[Work order 1]
In the project descriptions on RNA capping and modification, which group identified a role for RNase6 and 2’-O-methyl modifications in TLR8 activation?
[Work order 2]
Write what comes next in the project descriptions on RNA capping and modification, picking up after their final sentence.

[Selected text]

== Segment start ==

A02
The biological relevance of NAD+-capping of RNA
Non-canonical RNA caps like NAD exist in both prokaryotes and eukaryotes, but their broader biological roles remain unclear. To address this issue, we will: (1) enhance the HELIOS NAD-seq platform for dynamic profiling of NAD-capped RNAs; (2) examine the processing of the NAD transcriptome in human cells using pharmacological and genetic tools; and (3) develop visualization methods employing aptamers and NAD-binding proteins to study subcellular localization. These efforts will elucidate NAD-RNA dynamics and the role of NAD capping in RNA modification and processing across various models.
A03
How RNA modifications affect RNA processing and TLR8 stimulation in innate immune cells
Toll-like receptors (TLR) 7 and 8 recognize microbial RNA thereby activating an innate immune response. The Dalpke group identified a role for RNase6 and 2’-O-methyl modifications in activation of TLR8. With the expertise of the Höbartner group we will now employ a chemistry driven approach to generate RNA modifications to study their immune effects in a structure-activity approach. Furthermore we will investigate regulation of bacterial RNA modifications under stress as mean of immune evasion and quantitatively analyze ribosomal RNA modifications with respect to foreign/self discrimination.

== Segment end ==

[Provided data]

== Segment start ==

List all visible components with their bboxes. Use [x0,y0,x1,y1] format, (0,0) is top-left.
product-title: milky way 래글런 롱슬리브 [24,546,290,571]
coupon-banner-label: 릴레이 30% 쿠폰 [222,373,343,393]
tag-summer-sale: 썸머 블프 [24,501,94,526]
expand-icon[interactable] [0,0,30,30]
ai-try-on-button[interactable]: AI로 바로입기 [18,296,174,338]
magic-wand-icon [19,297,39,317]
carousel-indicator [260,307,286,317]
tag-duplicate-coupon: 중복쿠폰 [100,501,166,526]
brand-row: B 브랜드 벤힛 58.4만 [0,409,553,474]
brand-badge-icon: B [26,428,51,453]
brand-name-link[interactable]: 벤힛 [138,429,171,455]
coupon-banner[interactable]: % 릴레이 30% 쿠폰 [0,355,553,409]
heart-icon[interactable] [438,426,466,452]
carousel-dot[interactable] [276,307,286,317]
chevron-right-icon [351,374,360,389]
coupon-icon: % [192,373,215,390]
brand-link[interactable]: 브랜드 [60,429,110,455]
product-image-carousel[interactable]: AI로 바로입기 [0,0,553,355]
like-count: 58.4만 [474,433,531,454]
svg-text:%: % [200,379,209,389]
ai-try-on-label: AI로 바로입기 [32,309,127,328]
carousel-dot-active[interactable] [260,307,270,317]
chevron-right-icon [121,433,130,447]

== Segment end ==

[Response area 1]
The Dalpke group.

[Response area 2]
A04
Ensemble analysis of mRNA editing, modification and processing in macrophages
Macrophages are important cells of the innate immune system and require modification of adenosine in messenger RNA (mRNA) to fulfill their functions. Project A04 interrogates the interplay and interdependency between adenosine to inosine deamination and N6-adenosine methylation in the mouse macrophage cell line RAW264.7. We focus on the effect of these modifications on nuclear mRNA processing including splicing and polyadenylation site selection, as well as their role in transcription-dependent control of mRNA turnover.
A05
Dynamics of modifications and processing of RNAs in the flavivirus replication cycle
Project A5 aims to develop purification methods to study the RNA modifications that occur in the dengue virus (DENV) genome (gRNA) during the viral life cycle and their relevance. During FP1, we identified a single m5C site in DENV gRNA and uncovered its role in promoting gRNA turnover. In FP2, we will investigate the mechanistic regulation of this modification, including potential reader and eraser proteins, and investigate conservation in other DENV serotypes. We will further refine an in-gel hybridization technique for the isolation of sufficient quantities of short DENV subgenomic sfRNA for modification analysis by LC-MS.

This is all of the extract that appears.